*YOUR GOAL*.
Output the entries word for word. Omit images.

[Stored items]
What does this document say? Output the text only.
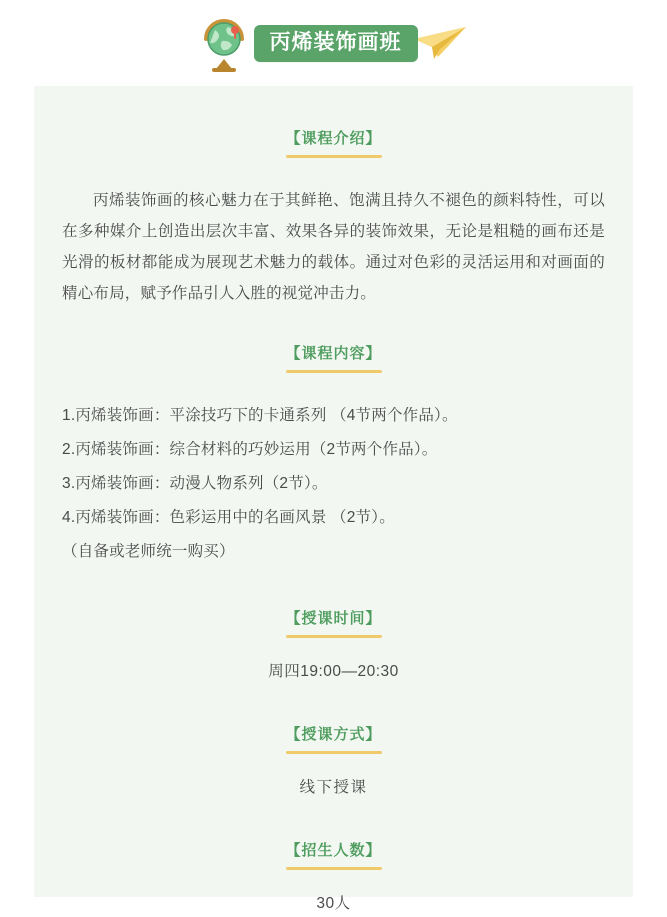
丙烯装饰画班
【课程介绍】

丙烯装饰画的核心魅力在于其鲜艳、饱满且持久不褪色的颜料特性，可以在多种媒介上创造出层次丰富、效果各异的装饰效果，无论是粗糙的画布还是光滑的板材都能成为展现艺术魅力的载体。通过对色彩的灵活运用和对画面的精心布局，赋予作品引人入胜的视觉冲击力。

【课程内容】
1.丙烯装饰画：平涂技巧下的卡通系列 （4节两个作品）。
2.丙烯装饰画：综合材料的巧妙运用（2节两个作品）。
3.丙烯装饰画：动漫人物系列（2节）。
4.丙烯装饰画：色彩运用中的名画风景 （2节）。
（自备或老师统一购买）
【授课时间】
周四19:00—20:30
【授课方式】
线下授课
【招生人数】
30人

*RESULT FOR THIS EXERCISE*.
What does this document say? Output the text only.
丙烯装饰画班
【课程介绍】

丙烯装饰画的核心魅力在于其鲜艳、饱满且持久不褪色的颜料特性，可以在多种媒介上创造出层次丰富、效果各异的装饰效果，无论是粗糙的画布还是光滑的板材都能成为展现艺术魅力的载体。通过对色彩的灵活运用和对画面的精心布局，赋予作品引人入胜的视觉冲击力。

【课程内容】
1.丙烯装饰画：平涂技巧下的卡通系列 （4节两个作品）。
2.丙烯装饰画：综合材料的巧妙运用（2节两个作品）。
3.丙烯装饰画：动漫人物系列（2节）。
4.丙烯装饰画：色彩运用中的名画风景 （2节）。
（自备或老师统一购买）
【授课时间】
周四19:00—20:30
【授课方式】
线下授课
【招生人数】
30人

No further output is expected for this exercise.